- THE REQUEST
Do not copy the pictures; transcribe all other material exactly.

··· TASK MATERIAL

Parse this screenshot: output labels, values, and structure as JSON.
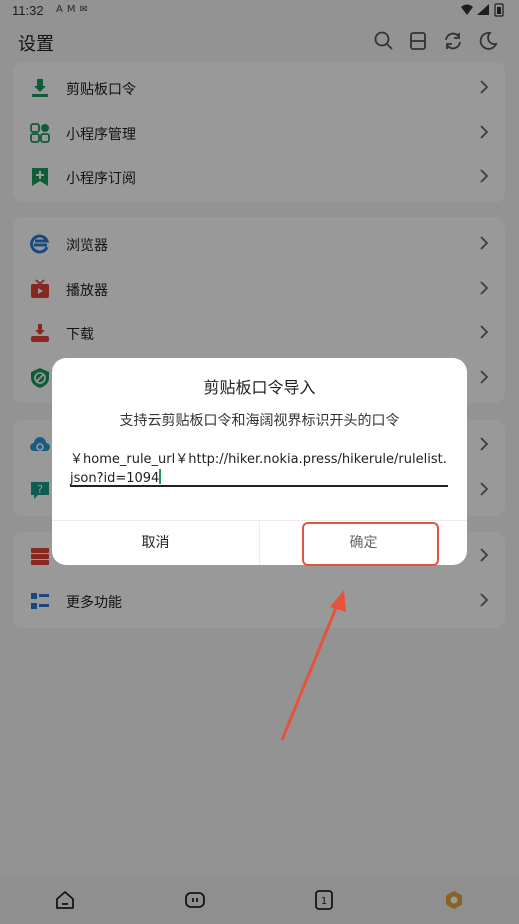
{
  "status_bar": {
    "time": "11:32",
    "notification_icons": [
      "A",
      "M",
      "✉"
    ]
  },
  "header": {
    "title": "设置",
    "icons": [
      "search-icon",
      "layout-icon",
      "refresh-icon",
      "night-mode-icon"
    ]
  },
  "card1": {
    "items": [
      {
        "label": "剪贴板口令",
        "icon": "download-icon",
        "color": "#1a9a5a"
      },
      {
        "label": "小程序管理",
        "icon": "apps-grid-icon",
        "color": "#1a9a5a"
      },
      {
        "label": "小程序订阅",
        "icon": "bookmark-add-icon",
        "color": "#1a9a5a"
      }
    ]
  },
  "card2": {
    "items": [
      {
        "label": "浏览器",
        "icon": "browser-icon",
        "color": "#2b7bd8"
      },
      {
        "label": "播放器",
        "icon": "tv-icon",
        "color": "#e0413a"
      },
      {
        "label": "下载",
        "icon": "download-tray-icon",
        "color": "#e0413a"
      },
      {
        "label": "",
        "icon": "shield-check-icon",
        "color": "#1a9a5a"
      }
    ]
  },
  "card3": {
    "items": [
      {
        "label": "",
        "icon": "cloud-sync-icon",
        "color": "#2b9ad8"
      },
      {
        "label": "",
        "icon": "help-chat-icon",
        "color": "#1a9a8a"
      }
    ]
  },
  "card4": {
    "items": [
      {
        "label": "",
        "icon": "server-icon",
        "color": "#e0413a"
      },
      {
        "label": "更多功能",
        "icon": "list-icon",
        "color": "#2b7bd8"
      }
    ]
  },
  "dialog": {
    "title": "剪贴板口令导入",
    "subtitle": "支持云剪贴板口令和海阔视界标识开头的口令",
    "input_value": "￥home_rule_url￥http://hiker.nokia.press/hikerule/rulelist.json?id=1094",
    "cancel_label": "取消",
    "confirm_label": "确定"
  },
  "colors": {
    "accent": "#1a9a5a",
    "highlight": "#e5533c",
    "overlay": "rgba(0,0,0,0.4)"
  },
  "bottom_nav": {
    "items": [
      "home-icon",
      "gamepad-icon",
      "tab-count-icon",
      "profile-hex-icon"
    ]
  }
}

······

- WRITTEN RESPONSE
Parse this screenshot: output labels, values, and structure as JSON.
{
  "status_bar": {
    "time": "11:32",
    "notification_icons": [
      "A",
      "M",
      "✉"
    ]
  },
  "header": {
    "title": "设置",
    "icons": [
      "search-icon",
      "layout-icon",
      "refresh-icon",
      "night-mode-icon"
    ]
  },
  "card1": {
    "items": [
      {
        "label": "剪贴板口令",
        "icon": "download-icon",
        "color": "#1a9a5a"
      },
      {
        "label": "小程序管理",
        "icon": "apps-grid-icon",
        "color": "#1a9a5a"
      },
      {
        "label": "小程序订阅",
        "icon": "bookmark-add-icon",
        "color": "#1a9a5a"
      }
    ]
  },
  "card2": {
    "items": [
      {
        "label": "浏览器",
        "icon": "browser-icon",
        "color": "#2b7bd8"
      },
      {
        "label": "播放器",
        "icon": "tv-icon",
        "color": "#e0413a"
      },
      {
        "label": "下载",
        "icon": "download-tray-icon",
        "color": "#e0413a"
      },
      {
        "label": "",
        "icon": "shield-check-icon",
        "color": "#1a9a5a"
      }
    ]
  },
  "card3": {
    "items": [
      {
        "label": "",
        "icon": "cloud-sync-icon",
        "color": "#2b9ad8"
      },
      {
        "label": "",
        "icon": "help-chat-icon",
        "color": "#1a9a8a"
      }
    ]
  },
  "card4": {
    "items": [
      {
        "label": "",
        "icon": "server-icon",
        "color": "#e0413a"
      },
      {
        "label": "更多功能",
        "icon": "list-icon",
        "color": "#2b7bd8"
      }
    ]
  },
  "dialog": {
    "title": "剪贴板口令导入",
    "subtitle": "支持云剪贴板口令和海阔视界标识开头的口令",
    "input_value": "￥home_rule_url￥http://hiker.nokia.press/hikerule/rulelist.json?id=1094",
    "cancel_label": "取消",
    "confirm_label": "确定"
  },
  "colors": {
    "accent": "#1a9a5a",
    "highlight": "#e5533c",
    "overlay": "rgba(0,0,0,0.4)"
  },
  "bottom_nav": {
    "items": [
      "home-icon",
      "gamepad-icon",
      "tab-count-icon",
      "profile-hex-icon"
    ]
  }
}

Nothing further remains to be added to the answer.